— Start Data provided —

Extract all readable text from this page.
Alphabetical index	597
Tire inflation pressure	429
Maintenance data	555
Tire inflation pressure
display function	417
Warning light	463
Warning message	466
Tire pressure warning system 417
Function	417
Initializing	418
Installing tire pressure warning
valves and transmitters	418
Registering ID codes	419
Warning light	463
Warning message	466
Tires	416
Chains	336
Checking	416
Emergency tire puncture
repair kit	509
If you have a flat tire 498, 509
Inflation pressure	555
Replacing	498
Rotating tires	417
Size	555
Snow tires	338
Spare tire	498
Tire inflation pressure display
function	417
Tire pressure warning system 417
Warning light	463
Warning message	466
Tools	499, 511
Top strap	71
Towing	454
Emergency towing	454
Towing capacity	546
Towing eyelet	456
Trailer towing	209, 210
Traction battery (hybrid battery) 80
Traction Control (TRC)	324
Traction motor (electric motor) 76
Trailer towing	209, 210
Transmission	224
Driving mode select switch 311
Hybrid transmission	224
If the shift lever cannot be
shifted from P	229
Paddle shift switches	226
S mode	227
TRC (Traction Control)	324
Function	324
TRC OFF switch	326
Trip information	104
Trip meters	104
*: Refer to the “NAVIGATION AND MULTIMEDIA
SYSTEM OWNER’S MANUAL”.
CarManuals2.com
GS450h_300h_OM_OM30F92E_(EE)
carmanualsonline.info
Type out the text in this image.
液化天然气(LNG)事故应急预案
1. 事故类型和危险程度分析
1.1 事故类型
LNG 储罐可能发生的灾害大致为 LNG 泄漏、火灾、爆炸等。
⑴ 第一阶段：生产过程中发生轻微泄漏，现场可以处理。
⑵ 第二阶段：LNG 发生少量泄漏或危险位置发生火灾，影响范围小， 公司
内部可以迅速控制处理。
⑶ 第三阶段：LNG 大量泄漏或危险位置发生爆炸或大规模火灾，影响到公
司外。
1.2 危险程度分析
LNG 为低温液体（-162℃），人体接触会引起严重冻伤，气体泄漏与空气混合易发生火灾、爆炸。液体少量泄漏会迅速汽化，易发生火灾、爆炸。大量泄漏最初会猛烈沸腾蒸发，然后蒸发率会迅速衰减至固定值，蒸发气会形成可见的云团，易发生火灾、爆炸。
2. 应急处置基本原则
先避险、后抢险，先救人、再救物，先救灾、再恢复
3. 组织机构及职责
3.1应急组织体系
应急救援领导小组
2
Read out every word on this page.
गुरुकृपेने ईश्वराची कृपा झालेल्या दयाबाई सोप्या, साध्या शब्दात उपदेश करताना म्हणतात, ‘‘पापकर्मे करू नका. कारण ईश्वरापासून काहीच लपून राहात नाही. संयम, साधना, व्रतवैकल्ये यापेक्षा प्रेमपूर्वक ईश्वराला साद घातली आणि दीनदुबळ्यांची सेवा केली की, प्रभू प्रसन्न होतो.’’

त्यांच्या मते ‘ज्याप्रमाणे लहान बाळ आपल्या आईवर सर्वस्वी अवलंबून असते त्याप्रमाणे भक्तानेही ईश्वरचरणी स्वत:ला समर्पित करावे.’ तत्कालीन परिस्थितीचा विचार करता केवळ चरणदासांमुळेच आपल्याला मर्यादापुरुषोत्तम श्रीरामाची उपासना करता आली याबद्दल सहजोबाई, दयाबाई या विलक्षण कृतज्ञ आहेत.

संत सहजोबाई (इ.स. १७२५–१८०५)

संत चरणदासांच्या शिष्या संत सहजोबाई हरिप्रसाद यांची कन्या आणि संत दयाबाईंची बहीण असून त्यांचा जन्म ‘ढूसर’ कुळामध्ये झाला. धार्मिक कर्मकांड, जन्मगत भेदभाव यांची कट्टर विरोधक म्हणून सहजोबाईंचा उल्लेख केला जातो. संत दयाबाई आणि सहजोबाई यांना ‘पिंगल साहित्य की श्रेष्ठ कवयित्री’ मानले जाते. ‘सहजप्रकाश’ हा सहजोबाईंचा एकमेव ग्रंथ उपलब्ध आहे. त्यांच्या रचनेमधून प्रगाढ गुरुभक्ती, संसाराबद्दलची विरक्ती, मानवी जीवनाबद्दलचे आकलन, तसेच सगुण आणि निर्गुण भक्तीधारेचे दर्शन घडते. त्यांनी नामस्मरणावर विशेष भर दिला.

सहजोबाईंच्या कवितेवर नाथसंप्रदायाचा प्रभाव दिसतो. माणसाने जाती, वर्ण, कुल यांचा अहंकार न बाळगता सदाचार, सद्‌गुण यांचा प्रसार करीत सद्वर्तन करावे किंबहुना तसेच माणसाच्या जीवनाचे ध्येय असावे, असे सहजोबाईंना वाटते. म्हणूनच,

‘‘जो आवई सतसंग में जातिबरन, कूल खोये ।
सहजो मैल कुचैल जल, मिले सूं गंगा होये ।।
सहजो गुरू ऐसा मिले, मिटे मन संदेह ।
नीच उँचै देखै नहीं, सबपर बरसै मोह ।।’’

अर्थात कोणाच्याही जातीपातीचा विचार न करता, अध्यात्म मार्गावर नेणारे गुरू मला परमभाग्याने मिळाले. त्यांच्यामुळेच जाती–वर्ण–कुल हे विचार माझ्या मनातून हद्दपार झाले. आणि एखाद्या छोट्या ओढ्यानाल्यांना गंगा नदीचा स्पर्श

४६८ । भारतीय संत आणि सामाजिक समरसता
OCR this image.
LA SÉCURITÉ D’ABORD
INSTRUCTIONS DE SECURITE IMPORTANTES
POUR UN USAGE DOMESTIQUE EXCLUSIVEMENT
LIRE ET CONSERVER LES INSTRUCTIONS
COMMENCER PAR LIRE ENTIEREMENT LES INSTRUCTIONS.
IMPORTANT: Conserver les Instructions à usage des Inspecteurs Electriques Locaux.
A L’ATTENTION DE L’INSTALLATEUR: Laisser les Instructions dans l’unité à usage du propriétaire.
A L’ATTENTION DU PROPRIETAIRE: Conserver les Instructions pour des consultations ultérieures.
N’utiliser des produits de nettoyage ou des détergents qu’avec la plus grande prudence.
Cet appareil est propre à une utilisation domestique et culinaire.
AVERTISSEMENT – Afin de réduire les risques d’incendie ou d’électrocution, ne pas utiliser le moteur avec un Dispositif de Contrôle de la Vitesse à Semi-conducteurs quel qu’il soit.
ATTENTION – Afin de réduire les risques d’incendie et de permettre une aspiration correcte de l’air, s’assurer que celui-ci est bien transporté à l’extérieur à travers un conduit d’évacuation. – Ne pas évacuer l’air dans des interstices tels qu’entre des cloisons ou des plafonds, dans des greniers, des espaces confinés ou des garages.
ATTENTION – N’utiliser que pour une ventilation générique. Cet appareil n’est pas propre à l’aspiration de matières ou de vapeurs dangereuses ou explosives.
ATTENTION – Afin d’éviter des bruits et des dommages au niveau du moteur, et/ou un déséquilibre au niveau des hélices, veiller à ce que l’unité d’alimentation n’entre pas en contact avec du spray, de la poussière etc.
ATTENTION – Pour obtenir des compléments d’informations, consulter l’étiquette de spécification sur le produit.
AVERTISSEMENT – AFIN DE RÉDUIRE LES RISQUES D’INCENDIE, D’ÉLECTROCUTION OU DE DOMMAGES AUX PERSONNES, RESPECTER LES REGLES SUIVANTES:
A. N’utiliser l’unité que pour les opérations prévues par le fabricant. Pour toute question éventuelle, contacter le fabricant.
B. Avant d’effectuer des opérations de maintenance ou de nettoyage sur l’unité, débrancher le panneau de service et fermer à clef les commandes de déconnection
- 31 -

— End Data provided —

● **Instructions to follow**
Give the number of lines in the entries that include the string "Control", and nothing more.

● **Response**
2